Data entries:
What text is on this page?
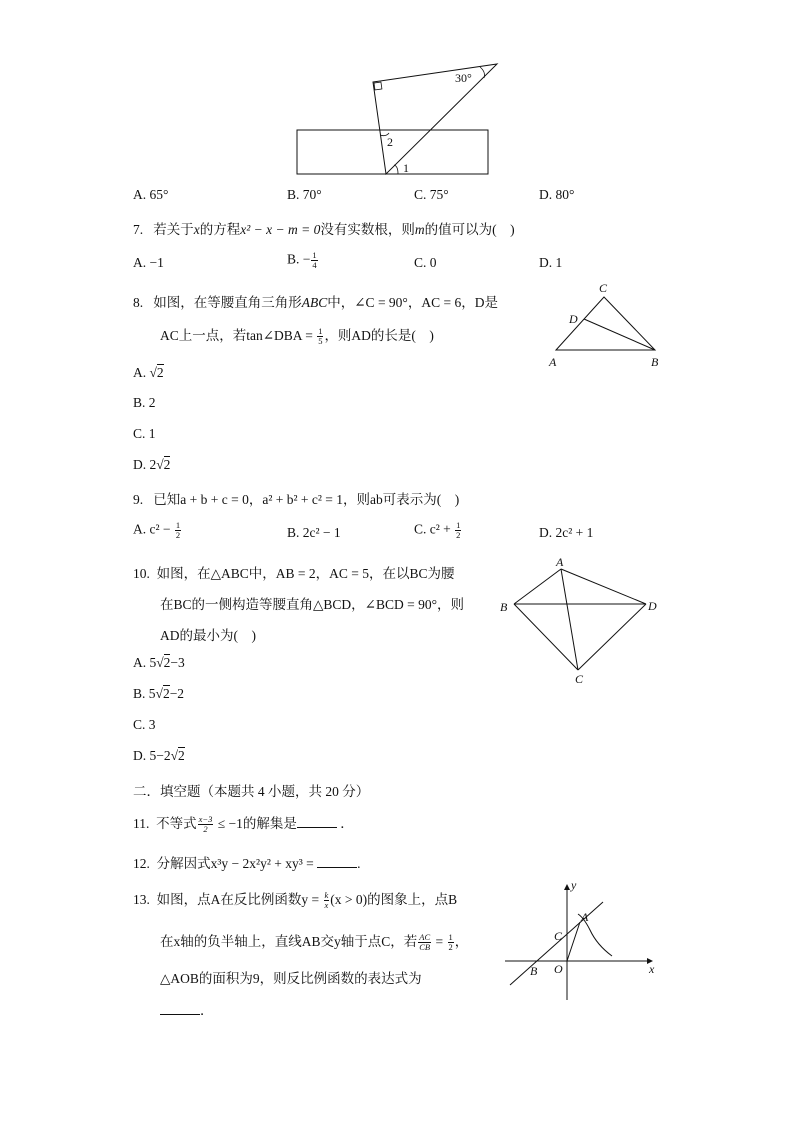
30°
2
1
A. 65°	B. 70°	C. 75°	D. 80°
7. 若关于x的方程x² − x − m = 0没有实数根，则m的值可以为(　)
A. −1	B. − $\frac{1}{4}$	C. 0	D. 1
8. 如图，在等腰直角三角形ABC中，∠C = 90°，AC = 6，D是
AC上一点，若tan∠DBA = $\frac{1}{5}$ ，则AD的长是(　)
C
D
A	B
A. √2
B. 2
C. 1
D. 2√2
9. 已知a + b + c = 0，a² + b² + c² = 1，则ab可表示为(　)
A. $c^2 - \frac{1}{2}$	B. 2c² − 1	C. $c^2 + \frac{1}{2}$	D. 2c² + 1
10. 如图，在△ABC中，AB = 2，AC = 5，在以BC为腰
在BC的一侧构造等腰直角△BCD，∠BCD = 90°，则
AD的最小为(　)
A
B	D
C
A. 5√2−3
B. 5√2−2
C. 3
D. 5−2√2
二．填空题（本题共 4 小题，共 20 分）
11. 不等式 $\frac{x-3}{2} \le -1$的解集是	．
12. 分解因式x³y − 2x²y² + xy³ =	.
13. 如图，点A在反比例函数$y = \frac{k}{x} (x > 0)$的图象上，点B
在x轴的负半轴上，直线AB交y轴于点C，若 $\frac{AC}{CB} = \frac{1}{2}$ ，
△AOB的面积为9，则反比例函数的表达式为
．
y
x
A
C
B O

-- EXERCISE --
Every record above should be written out again without change, except that the pictures are left out.

-- PROBLEM SOLUTION --
What text is on this page?
30°
2
1
A. 65°	B. 70°	C. 75°	D. 80°
7. 若关于x的方程x² − x − m = 0没有实数根，则m的值可以为(　)
A. −1	B. − $\frac{1}{4}$	C. 0	D. 1
8. 如图，在等腰直角三角形ABC中，∠C = 90°，AC = 6，D是
AC上一点，若tan∠DBA = $\frac{1}{5}$ ，则AD的长是(　)
C
D
A	B
A. √2
B. 2
C. 1
D. 2√2
9. 已知a + b + c = 0，a² + b² + c² = 1，则ab可表示为(　)
A. $c^2 - \frac{1}{2}$	B. 2c² − 1	C. $c^2 + \frac{1}{2}$	D. 2c² + 1
10. 如图，在△ABC中，AB = 2，AC = 5，在以BC为腰
在BC的一侧构造等腰直角△BCD，∠BCD = 90°，则
AD的最小为(　)
A
B	D
C
A. 5√2−3
B. 5√2−2
C. 3
D. 5−2√2
二．填空题（本题共 4 小题，共 20 分）
11. 不等式 $\frac{x-3}{2} \le -1$的解集是	．
12. 分解因式x³y − 2x²y² + xy³ =	.
13. 如图，点A在反比例函数$y = \frac{k}{x} (x > 0)$的图象上，点B
在x轴的负半轴上，直线AB交y轴于点C，若 $\frac{AC}{CB} = \frac{1}{2}$ ，
△AOB的面积为9，则反比例函数的表达式为
．
y
x
A
C
B O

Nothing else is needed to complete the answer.